__Problem to solve__. Reproduce the records below in full and word for word, excluding pictures.

__Material for this task__.
>> BEGIN
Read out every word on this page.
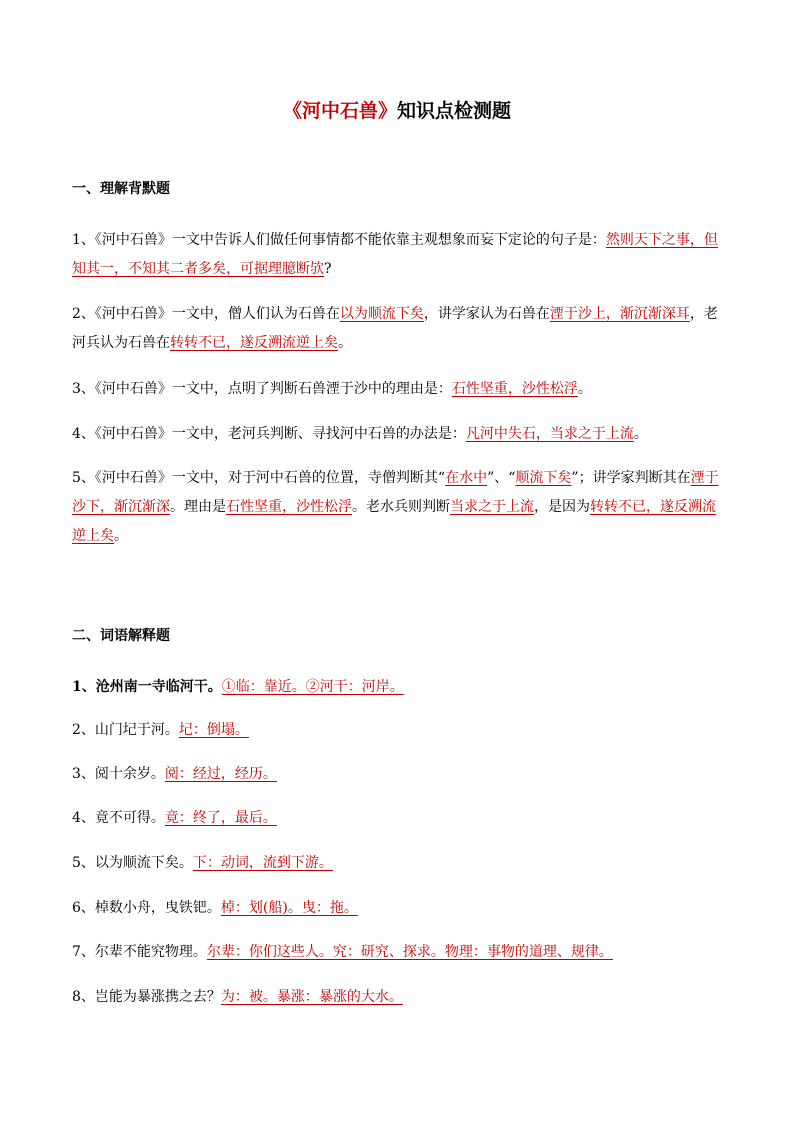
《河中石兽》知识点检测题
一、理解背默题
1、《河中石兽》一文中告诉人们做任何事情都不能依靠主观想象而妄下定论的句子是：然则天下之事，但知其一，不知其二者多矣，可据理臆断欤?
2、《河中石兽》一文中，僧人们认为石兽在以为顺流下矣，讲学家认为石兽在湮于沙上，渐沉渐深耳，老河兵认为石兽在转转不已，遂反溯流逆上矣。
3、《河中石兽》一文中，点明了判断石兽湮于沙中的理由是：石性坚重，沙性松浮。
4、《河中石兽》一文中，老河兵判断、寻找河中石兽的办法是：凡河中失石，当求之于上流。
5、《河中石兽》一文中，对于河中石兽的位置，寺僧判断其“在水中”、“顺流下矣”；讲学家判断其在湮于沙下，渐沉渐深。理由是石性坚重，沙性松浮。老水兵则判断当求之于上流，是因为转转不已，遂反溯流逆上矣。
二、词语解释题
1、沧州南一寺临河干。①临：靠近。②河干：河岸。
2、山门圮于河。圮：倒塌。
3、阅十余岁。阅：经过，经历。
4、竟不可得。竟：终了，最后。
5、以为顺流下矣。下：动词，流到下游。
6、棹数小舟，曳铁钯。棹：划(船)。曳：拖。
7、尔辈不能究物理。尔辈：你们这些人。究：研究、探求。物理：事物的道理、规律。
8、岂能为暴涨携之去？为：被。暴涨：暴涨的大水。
>> END
__Reply__.
Read out every word on this page.
《河中石兽》知识点检测题
一、理解背默题
1、《河中石兽》一文中告诉人们做任何事情都不能依靠主观想象而妄下定论的句子是：然则天下之事，但知其一，不知其二者多矣，可据理臆断欤?
2、《河中石兽》一文中，僧人们认为石兽在以为顺流下矣，讲学家认为石兽在湮于沙上，渐沉渐深耳，老河兵认为石兽在转转不已，遂反溯流逆上矣。
3、《河中石兽》一文中，点明了判断石兽湮于沙中的理由是：石性坚重，沙性松浮。
4、《河中石兽》一文中，老河兵判断、寻找河中石兽的办法是：凡河中失石，当求之于上流。
5、《河中石兽》一文中，对于河中石兽的位置，寺僧判断其“在水中”、“顺流下矣”；讲学家判断其在湮于沙下，渐沉渐深。理由是石性坚重，沙性松浮。老水兵则判断当求之于上流，是因为转转不已，遂反溯流逆上矣。
二、词语解释题
1、沧州南一寺临河干。①临：靠近。②河干：河岸。
2、山门圮于河。圮：倒塌。
3、阅十余岁。阅：经过，经历。
4、竟不可得。竟：终了，最后。
5、以为顺流下矣。下：动词，流到下游。
6、棹数小舟，曳铁钯。棹：划(船)。曳：拖。
7、尔辈不能究物理。尔辈：你们这些人。究：研究、探求。物理：事物的道理、规律。
8、岂能为暴涨携之去？为：被。暴涨：暴涨的大水。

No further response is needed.